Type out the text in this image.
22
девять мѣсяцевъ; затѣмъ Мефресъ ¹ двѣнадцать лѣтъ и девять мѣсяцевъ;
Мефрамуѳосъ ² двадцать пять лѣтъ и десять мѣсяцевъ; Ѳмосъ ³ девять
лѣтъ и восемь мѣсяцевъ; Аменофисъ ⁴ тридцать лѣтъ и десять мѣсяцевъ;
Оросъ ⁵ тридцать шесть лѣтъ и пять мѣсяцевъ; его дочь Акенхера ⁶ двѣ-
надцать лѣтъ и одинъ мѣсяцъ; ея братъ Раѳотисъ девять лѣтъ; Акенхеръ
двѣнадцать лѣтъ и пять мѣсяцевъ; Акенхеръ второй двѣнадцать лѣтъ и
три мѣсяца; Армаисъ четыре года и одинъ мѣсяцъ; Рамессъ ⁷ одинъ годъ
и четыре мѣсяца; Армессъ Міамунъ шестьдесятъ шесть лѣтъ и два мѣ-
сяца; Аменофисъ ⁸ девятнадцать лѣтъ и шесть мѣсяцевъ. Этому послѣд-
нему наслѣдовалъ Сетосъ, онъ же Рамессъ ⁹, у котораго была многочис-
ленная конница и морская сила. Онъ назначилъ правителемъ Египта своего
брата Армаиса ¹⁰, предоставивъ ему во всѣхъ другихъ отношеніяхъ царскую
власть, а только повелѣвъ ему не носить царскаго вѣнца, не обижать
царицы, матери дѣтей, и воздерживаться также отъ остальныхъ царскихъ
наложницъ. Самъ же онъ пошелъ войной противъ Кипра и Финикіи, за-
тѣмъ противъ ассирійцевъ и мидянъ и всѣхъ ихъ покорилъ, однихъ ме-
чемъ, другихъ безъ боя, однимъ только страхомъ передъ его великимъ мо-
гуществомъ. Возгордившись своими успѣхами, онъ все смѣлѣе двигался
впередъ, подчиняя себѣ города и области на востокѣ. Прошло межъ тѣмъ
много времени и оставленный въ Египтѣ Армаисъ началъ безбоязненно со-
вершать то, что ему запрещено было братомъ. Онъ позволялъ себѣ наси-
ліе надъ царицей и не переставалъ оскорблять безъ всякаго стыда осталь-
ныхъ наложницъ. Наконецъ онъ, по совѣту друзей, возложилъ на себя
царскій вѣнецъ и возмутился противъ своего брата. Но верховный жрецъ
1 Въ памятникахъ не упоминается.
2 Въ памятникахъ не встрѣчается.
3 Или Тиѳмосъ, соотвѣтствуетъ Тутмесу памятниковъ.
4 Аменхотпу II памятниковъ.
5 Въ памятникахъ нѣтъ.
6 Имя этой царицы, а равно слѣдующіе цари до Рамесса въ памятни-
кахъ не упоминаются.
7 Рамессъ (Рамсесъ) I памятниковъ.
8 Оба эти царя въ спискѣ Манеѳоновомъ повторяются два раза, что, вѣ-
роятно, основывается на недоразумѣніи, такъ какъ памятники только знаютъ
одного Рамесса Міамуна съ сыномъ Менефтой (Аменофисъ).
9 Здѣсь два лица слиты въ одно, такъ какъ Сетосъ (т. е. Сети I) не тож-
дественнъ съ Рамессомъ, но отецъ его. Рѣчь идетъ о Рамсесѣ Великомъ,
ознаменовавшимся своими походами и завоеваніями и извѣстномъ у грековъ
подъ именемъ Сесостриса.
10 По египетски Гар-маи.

__________________________________________________

— Requirements —
Restate the data above word for word, please.

— Task answer —
Type out the text in this image.
22
девять мѣсяцевъ; затѣмъ Мефресъ ¹ двѣнадцать лѣтъ и девять мѣсяцевъ;
Мефрамуѳосъ ² двадцать пять лѣтъ и десять мѣсяцевъ; Ѳмосъ ³ девять
лѣтъ и восемь мѣсяцевъ; Аменофисъ ⁴ тридцать лѣтъ и десять мѣсяцевъ;
Оросъ ⁵ тридцать шесть лѣтъ и пять мѣсяцевъ; его дочь Акенхера ⁶ двѣ-
надцать лѣтъ и одинъ мѣсяцъ; ея братъ Раѳотисъ девять лѣтъ; Акенхеръ
двѣнадцать лѣтъ и пять мѣсяцевъ; Акенхеръ второй двѣнадцать лѣтъ и
три мѣсяца; Армаисъ четыре года и одинъ мѣсяцъ; Рамессъ ⁷ одинъ годъ
и четыре мѣсяца; Армессъ Міамунъ шестьдесятъ шесть лѣтъ и два мѣ-
сяца; Аменофисъ ⁸ девятнадцать лѣтъ и шесть мѣсяцевъ. Этому послѣд-
нему наслѣдовалъ Сетосъ, онъ же Рамессъ ⁹, у котораго была многочис-
ленная конница и морская сила. Онъ назначилъ правителемъ Египта своего
брата Армаиса ¹⁰, предоставивъ ему во всѣхъ другихъ отношеніяхъ царскую
власть, а только повелѣвъ ему не носить царскаго вѣнца, не обижать
царицы, матери дѣтей, и воздерживаться также отъ остальныхъ царскихъ
наложницъ. Самъ же онъ пошелъ войной противъ Кипра и Финикіи, за-
тѣмъ противъ ассирійцевъ и мидянъ и всѣхъ ихъ покорилъ, однихъ ме-
чемъ, другихъ безъ боя, однимъ только страхомъ передъ его великимъ мо-
гуществомъ. Возгордившись своими успѣхами, онъ все смѣлѣе двигался
впередъ, подчиняя себѣ города и области на востокѣ. Прошло межъ тѣмъ
много времени и оставленный въ Египтѣ Армаисъ началъ безбоязненно со-
вершать то, что ему запрещено было братомъ. Онъ позволялъ себѣ наси-
ліе надъ царицей и не переставалъ оскорблять безъ всякаго стыда осталь-
ныхъ наложницъ. Наконецъ онъ, по совѣту друзей, возложилъ на себя
царскій вѣнецъ и возмутился противъ своего брата. Но верховный жрецъ
1 Въ памятникахъ не упоминается.
2 Въ памятникахъ не встрѣчается.
3 Или Тиѳмосъ, соотвѣтствуетъ Тутмесу памятниковъ.
4 Аменхотпу II памятниковъ.
5 Въ памятникахъ нѣтъ.
6 Имя этой царицы, а равно слѣдующіе цари до Рамесса въ памятни-
кахъ не упоминаются.
7 Рамессъ (Рамсесъ) I памятниковъ.
8 Оба эти царя въ спискѣ Манеѳоновомъ повторяются два раза, что, вѣ-
роятно, основывается на недоразумѣніи, такъ какъ памятники только знаютъ
одного Рамесса Міамуна съ сыномъ Менефтой (Аменофисъ).
9 Здѣсь два лица слиты въ одно, такъ какъ Сетосъ (т. е. Сети I) не тож-
дественнъ съ Рамессомъ, но отецъ его. Рѣчь идетъ о Рамсесѣ Великомъ,
ознаменовавшимся своими походами и завоеваніями и извѣстномъ у грековъ
подъ именемъ Сесостриса.
10 По египетски Гар-маи.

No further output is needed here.